§ Entries supplied:

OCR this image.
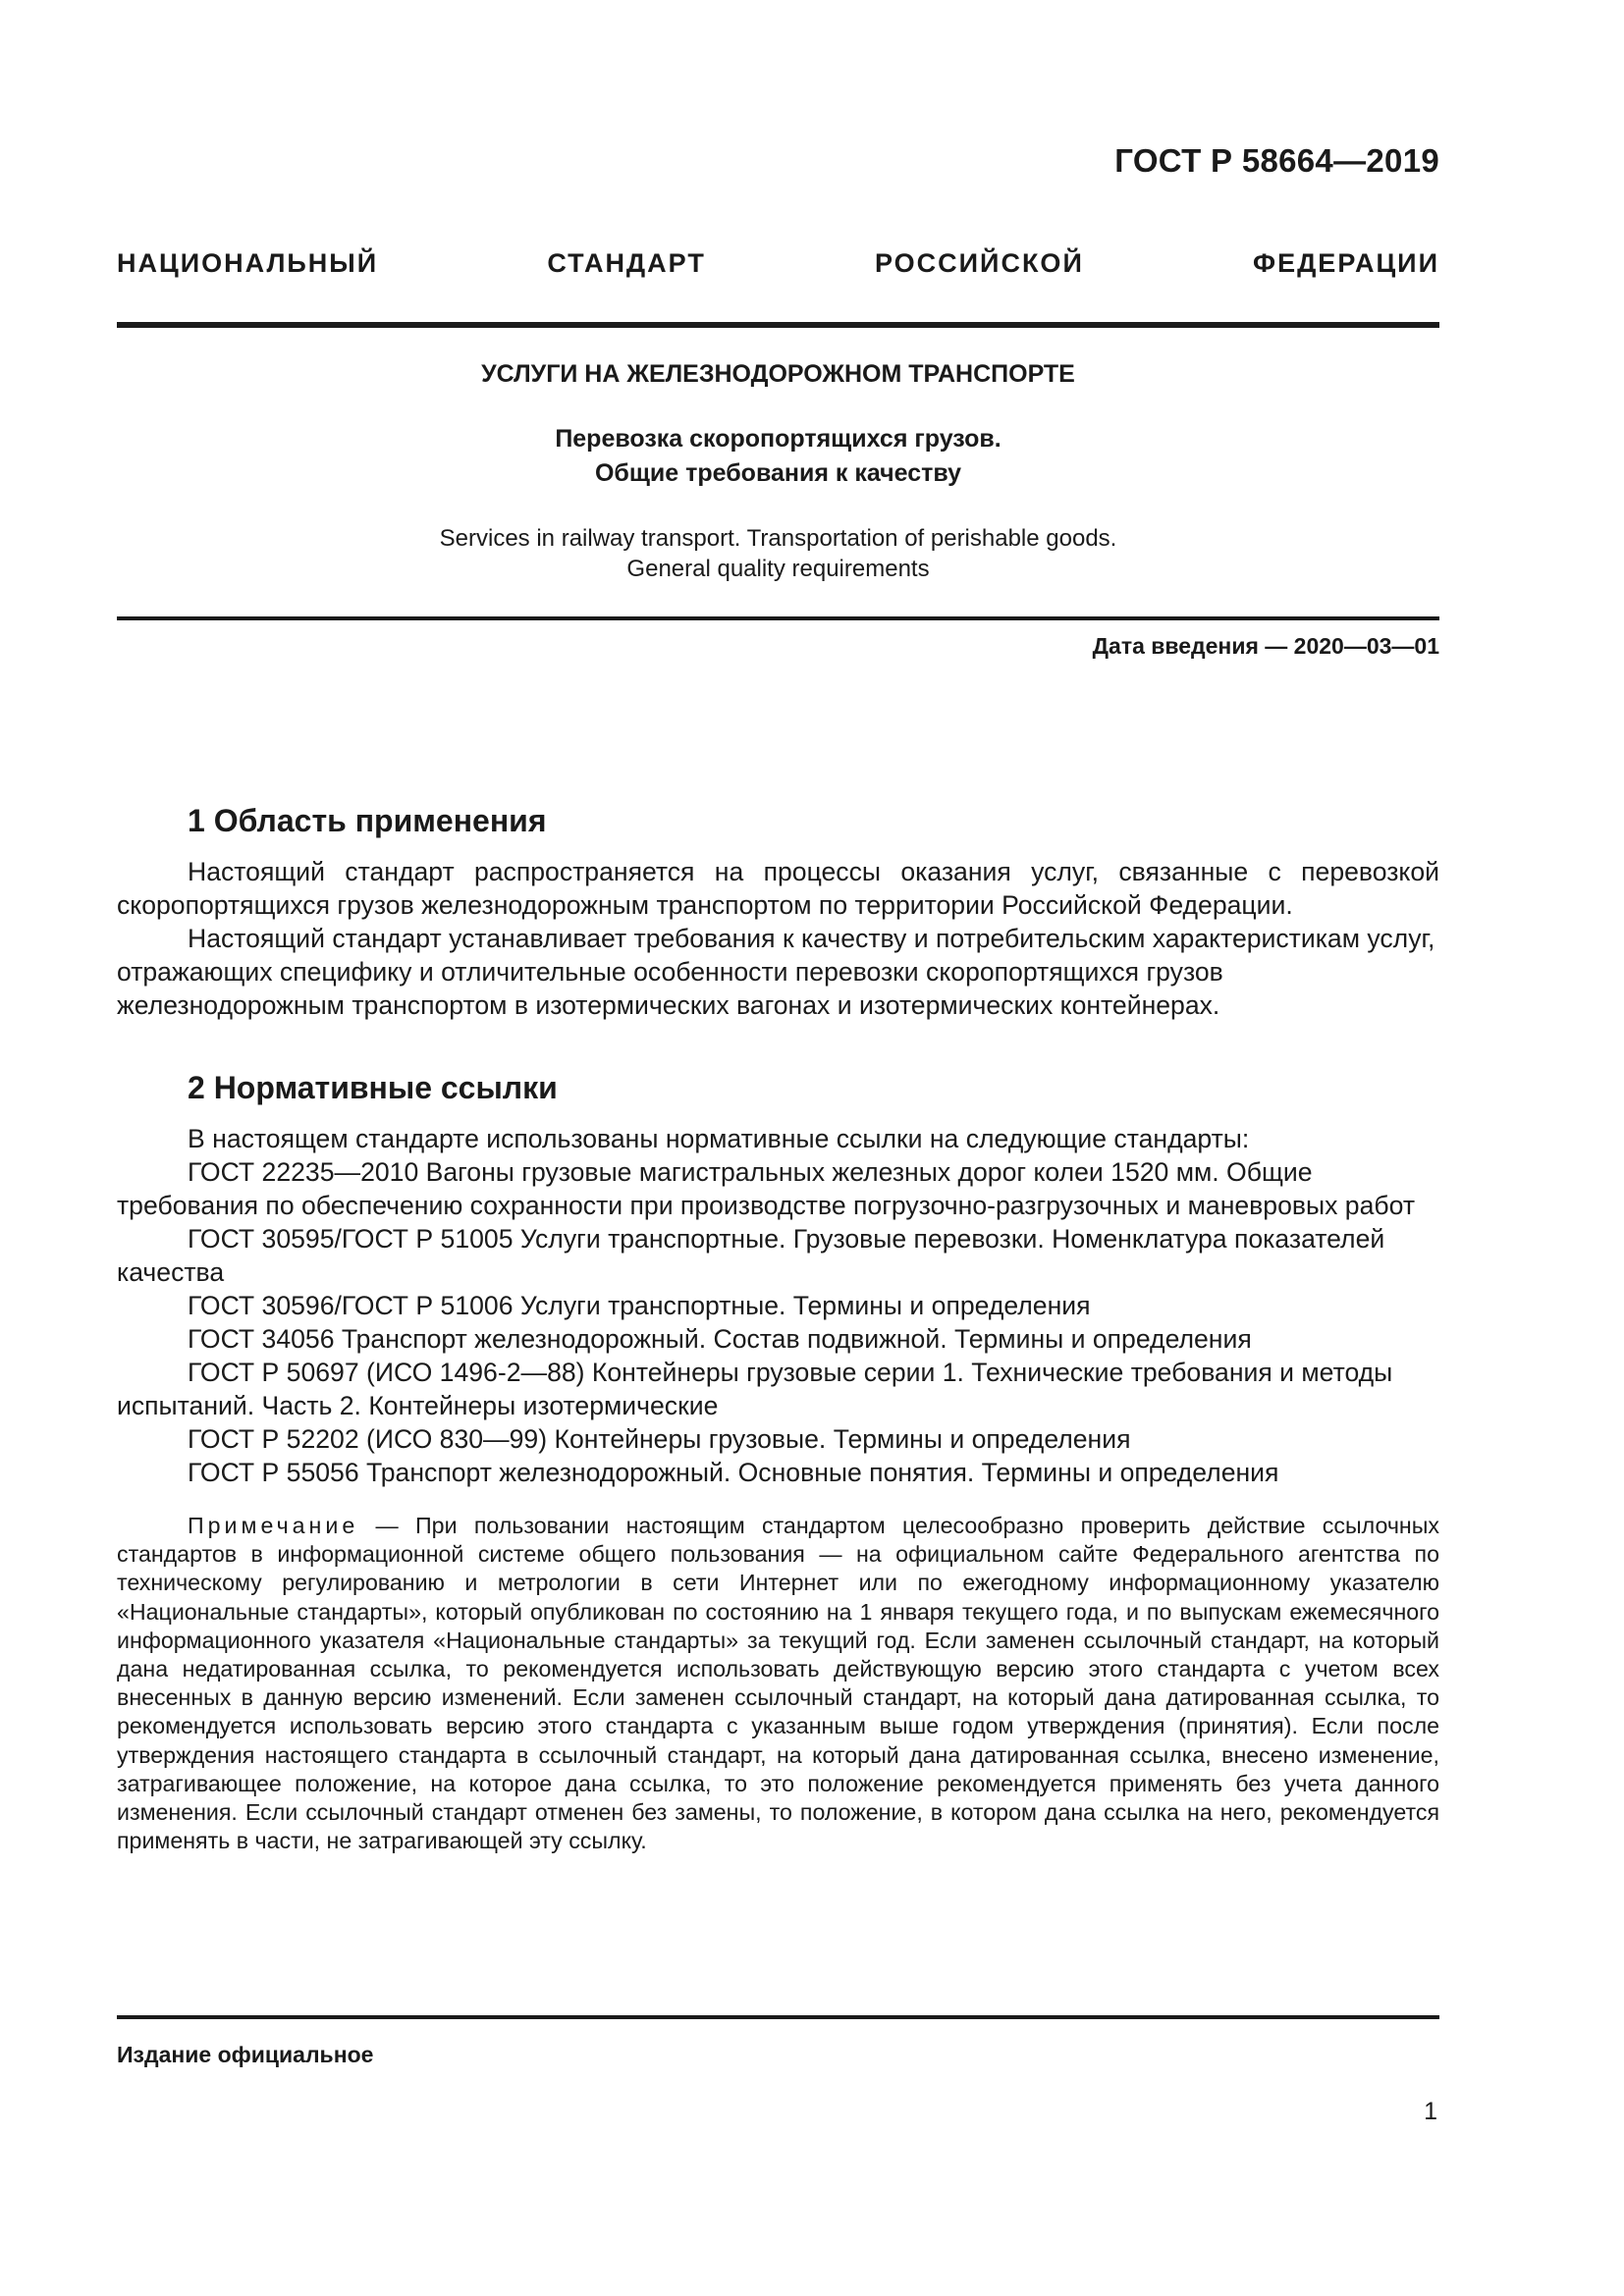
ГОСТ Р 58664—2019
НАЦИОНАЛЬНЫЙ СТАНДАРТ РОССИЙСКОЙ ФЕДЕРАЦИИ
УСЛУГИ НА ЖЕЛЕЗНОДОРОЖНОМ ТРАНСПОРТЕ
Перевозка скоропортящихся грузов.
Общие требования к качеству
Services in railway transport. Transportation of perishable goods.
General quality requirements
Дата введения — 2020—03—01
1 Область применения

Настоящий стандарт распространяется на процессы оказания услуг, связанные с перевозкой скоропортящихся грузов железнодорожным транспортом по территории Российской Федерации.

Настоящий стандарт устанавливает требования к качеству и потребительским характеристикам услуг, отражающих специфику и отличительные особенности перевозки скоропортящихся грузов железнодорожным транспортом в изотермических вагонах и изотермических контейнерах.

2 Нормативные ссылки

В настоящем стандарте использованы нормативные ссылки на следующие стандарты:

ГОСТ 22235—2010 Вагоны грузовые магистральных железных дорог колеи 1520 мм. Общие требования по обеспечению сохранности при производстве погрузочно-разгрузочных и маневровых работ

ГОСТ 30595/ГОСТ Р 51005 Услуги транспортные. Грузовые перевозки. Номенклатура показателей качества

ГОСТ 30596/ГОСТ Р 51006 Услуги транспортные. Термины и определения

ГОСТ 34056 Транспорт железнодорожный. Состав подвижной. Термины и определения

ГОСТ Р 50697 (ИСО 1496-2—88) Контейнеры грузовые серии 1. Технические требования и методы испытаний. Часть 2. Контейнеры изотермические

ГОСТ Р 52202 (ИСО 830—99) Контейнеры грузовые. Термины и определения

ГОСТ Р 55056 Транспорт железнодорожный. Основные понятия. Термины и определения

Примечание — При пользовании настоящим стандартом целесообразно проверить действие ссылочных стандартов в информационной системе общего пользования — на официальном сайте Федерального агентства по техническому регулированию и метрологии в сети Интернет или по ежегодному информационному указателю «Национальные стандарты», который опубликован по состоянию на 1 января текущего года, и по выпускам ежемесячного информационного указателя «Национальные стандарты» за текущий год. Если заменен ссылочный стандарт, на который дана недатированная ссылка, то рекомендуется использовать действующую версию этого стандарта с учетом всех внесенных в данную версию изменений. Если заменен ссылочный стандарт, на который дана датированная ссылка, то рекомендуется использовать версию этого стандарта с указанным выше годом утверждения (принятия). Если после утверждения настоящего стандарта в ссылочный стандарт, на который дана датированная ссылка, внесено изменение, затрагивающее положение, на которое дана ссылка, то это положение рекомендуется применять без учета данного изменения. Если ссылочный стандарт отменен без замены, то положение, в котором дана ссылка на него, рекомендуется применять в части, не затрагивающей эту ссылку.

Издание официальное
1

§ What is expected: Repeat the material above in full and exactly, apart from the pictures.

§ Correct answer:
OCR this image.
ГОСТ Р 58664—2019
НАЦИОНАЛЬНЫЙ СТАНДАРТ РОССИЙСКОЙ ФЕДЕРАЦИИ
УСЛУГИ НА ЖЕЛЕЗНОДОРОЖНОМ ТРАНСПОРТЕ
Перевозка скоропортящихся грузов.
Общие требования к качеству
Services in railway transport. Transportation of perishable goods.
General quality requirements
Дата введения — 2020—03—01
1 Область применения

Настоящий стандарт распространяется на процессы оказания услуг, связанные с перевозкой скоропортящихся грузов железнодорожным транспортом по территории Российской Федерации.

Настоящий стандарт устанавливает требования к качеству и потребительским характеристикам услуг, отражающих специфику и отличительные особенности перевозки скоропортящихся грузов железнодорожным транспортом в изотермических вагонах и изотермических контейнерах.

2 Нормативные ссылки

В настоящем стандарте использованы нормативные ссылки на следующие стандарты:

ГОСТ 22235—2010 Вагоны грузовые магистральных железных дорог колеи 1520 мм. Общие требования по обеспечению сохранности при производстве погрузочно-разгрузочных и маневровых работ

ГОСТ 30595/ГОСТ Р 51005 Услуги транспортные. Грузовые перевозки. Номенклатура показателей качества

ГОСТ 30596/ГОСТ Р 51006 Услуги транспортные. Термины и определения

ГОСТ 34056 Транспорт железнодорожный. Состав подвижной. Термины и определения

ГОСТ Р 50697 (ИСО 1496-2—88) Контейнеры грузовые серии 1. Технические требования и методы испытаний. Часть 2. Контейнеры изотермические

ГОСТ Р 52202 (ИСО 830—99) Контейнеры грузовые. Термины и определения

ГОСТ Р 55056 Транспорт железнодорожный. Основные понятия. Термины и определения

Примечание — При пользовании настоящим стандартом целесообразно проверить действие ссылочных стандартов в информационной системе общего пользования — на официальном сайте Федерального агентства по техническому регулированию и метрологии в сети Интернет или по ежегодному информационному указателю «Национальные стандарты», который опубликован по состоянию на 1 января текущего года, и по выпускам ежемесячного информационного указателя «Национальные стандарты» за текущий год. Если заменен ссылочный стандарт, на который дана недатированная ссылка, то рекомендуется использовать действующую версию этого стандарта с учетом всех внесенных в данную версию изменений. Если заменен ссылочный стандарт, на который дана датированная ссылка, то рекомендуется использовать версию этого стандарта с указанным выше годом утверждения (принятия). Если после утверждения настоящего стандарта в ссылочный стандарт, на который дана датированная ссылка, внесено изменение, затрагивающее положение, на которое дана ссылка, то это положение рекомендуется применять без учета данного изменения. Если ссылочный стандарт отменен без замены, то положение, в котором дана ссылка на него, рекомендуется применять в части, не затрагивающей эту ссылку.

Издание официальное
1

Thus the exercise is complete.